### SOURCE PASSAGE
▶
Slurm is a cluster resource manager that allocates resources (CPU, Memory, GPU, ...) across multiple computers and manages contention between competing requests with a job queue. There are four main components we need to set up in order to have a functional cluster. Shared storage, authentication, workers, and job controller.

Shared Storage

Why shared storage? This way all nodes have access to the same file system and submitting jobs is "scp to node 3 and submit the job". Otherwise, the user would have to manually copy files to every node when the job starts. Undermining the entire goal of this setup.

The simplest way to create a shared file system is to use NFS. We will be using node3 to share a file system from the attached sata drives. We are also going to completely ignore multi-user permissions since I am the only user. fdisk, mkfs, and nfs-kernel-server are all that is needed on node 3. Then on every other node we need to add the network volume to fstab with echo "node3:/sharedfs /sharedfs nfs default 0 0" >> /etc/fstab.

Authentication

Slurm uses MUNGE to manage authentication between nodes in the cluster. Users of the cluster are already authenticated to the head node. Therefore, the cluster only needs a way to reliably encode this information and forward it to the workers. MUNGE uses a shared encryption key to securely transmit information between the nodes. The man page for MUNGE provides more details on the rationale and methodology. All we need to do is install munge, generate the key, copy the key to each node (conveniently reusing the shared file system we previously set up), and starting the daemon. Make sure that the permissions on the munge key are correct. Otherwise, the munged service will not start.

Workers

slurmd is the worker process. This is the agent that connects to the controller and runs jobs on a single node. Install the slurm-wlm apt package, configure the process, and start the service. Relatively straightfoward with a few steps I initially got tripped up with.

  1. Every node, including the controller, should have the same configuration file.
  2. Slurm has support for cgroups to isolate jobs on the worker nodes. This needs to be configured and explicitly list the allowed devices.
◀
### PROVIDED MATERIAL
▶
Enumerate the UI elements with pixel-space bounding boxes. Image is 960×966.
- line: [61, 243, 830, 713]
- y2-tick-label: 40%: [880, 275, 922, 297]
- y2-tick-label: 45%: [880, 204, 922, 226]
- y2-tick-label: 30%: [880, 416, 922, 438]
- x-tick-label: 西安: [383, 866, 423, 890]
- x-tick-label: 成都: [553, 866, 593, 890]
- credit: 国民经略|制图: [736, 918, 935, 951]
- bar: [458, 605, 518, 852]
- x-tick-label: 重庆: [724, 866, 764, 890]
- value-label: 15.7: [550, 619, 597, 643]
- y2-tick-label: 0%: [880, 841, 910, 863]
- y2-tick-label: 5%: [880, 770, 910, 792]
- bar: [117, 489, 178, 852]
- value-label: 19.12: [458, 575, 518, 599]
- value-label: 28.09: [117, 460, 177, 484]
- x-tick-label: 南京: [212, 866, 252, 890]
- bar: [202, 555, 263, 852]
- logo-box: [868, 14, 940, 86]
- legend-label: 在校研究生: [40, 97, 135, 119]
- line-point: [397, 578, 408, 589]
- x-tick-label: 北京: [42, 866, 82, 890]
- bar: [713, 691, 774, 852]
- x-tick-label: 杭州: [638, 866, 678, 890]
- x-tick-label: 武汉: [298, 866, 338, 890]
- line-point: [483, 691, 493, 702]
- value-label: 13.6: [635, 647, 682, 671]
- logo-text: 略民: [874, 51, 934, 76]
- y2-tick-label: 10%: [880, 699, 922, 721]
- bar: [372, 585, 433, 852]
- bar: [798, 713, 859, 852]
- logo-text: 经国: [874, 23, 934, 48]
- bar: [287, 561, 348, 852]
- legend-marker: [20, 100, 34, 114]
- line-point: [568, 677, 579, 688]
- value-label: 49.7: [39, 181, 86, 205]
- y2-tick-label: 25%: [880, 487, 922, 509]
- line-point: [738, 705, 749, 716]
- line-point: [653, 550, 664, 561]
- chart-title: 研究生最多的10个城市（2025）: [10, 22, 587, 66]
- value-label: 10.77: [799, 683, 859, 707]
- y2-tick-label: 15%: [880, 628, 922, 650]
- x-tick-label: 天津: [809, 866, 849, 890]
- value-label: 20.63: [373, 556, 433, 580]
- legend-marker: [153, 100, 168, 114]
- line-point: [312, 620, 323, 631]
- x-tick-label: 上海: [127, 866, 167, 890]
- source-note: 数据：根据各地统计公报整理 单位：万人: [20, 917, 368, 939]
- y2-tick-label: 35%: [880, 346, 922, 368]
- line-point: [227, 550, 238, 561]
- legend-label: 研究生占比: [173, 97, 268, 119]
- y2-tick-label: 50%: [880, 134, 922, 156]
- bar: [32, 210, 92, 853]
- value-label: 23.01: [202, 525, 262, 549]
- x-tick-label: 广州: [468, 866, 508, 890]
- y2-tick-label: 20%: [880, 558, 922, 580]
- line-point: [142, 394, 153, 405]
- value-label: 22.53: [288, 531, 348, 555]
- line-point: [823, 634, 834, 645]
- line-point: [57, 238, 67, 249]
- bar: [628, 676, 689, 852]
◀
### WHAT YOU NEED TO DO
A. According to the Slurm setup text, why does the cluster need shared storage? Answer in one to three sentences.
B. Write the next part of the Slurm setup text, starting after its last line.
The records have no connection to the Slurm setup text.

### RESULTS BY TASK
A. Shared storage gives every node access to the same file system, so submitting a job only means copying files to node 3 and submitting it. Without it, the user would have to copy files by hand to every node when the job starts, which would undermine the whole point of the setup.

B.
  3. The node description needs to match the discovered hardware on the box. hwloc extracts the processor information and slurm compares the output to the config list. In my particular case, the processor is asymmetric which violates one of slurm's assumptions (number of cores is an integer multiple of the number of sockets). In the case of Intel processors with P- and E- cores there is an option to enable or disable ecores. No such option exists for the Rockchip procesors. So we need to tell slurm that the config takes precedence with SlurmdParameters=config_overrides.

Job Controller

Now that we have the workers configured the controller, slurmctld is trivial. Make sure the head node has the slurm-wlm apt package installed, copy the same configs, start the service. Once it is running you can check if everything is connected with sinfo.

$ sinfo
PARTITION AVAIL  TIMELIMIT  NODES  STATE NODELIST
workers*     up   infinite      3   idle node[1-2,4]

And then run a simple job to test that everything is working. Run hostname on 3 nodes.

$ srun --nodes=3 hostname
node4
node2
node1

What Next?

  1. Run distributed Julia jobs on the cluster.
  2. Repeat this process on the other computers in my house to build a compute cluster with more processing power than my laptop.

  1. Rapidfire summary: simulating hydrogenation of graphene sheets to introduce bandgaps by bending the sheet at the bond site, OpenCV to analyze video of frog leg muscles stretching (again for robotics like the sea lamprey), and searching for paths through the potential energy landscape for folding proteins.
  2. My outdated publication from 2013 building a packaging system for workflows soon to be functionally obscelete by the Docker monoculture.